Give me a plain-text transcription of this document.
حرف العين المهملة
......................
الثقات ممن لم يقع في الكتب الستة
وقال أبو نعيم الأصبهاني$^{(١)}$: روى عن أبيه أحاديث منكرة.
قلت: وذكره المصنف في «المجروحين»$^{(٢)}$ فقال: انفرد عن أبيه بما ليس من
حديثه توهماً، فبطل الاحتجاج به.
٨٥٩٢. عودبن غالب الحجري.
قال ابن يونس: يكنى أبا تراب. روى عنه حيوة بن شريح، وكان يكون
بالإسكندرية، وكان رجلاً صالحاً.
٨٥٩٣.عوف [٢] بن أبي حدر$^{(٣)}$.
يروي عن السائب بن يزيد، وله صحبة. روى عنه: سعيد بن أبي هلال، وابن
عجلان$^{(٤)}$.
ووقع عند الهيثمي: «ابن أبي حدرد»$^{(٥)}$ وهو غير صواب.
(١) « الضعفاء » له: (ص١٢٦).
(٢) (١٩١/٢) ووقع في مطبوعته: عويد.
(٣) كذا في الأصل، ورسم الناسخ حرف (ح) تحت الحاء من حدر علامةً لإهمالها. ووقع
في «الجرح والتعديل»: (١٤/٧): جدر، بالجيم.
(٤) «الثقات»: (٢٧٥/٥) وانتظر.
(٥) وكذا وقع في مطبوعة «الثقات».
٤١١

Exercise description: Print back all the lines verbatim.

The response:
Give me a plain-text transcription of this document.
حرف العين المهملة
......................
الثقات ممن لم يقع في الكتب الستة
وقال أبو نعيم الأصبهاني$^{(١)}$: روى عن أبيه أحاديث منكرة.
قلت: وذكره المصنف في «المجروحين»$^{(٢)}$ فقال: انفرد عن أبيه بما ليس من
حديثه توهماً، فبطل الاحتجاج به.
٨٥٩٢. عودبن غالب الحجري.
قال ابن يونس: يكنى أبا تراب. روى عنه حيوة بن شريح، وكان يكون
بالإسكندرية، وكان رجلاً صالحاً.
٨٥٩٣.عوف [٢] بن أبي حدر$^{(٣)}$.
يروي عن السائب بن يزيد، وله صحبة. روى عنه: سعيد بن أبي هلال، وابن
عجلان$^{(٤)}$.
ووقع عند الهيثمي: «ابن أبي حدرد»$^{(٥)}$ وهو غير صواب.
(١) « الضعفاء » له: (ص١٢٦).
(٢) (١٩١/٢) ووقع في مطبوعته: عويد.
(٣) كذا في الأصل، ورسم الناسخ حرف (ح) تحت الحاء من حدر علامةً لإهمالها. ووقع
في «الجرح والتعديل»: (١٤/٧): جدر، بالجيم.
(٤) «الثقات»: (٢٧٥/٥) وانتظر.
(٥) وكذا وقع في مطبوعة «الثقات».
٤١١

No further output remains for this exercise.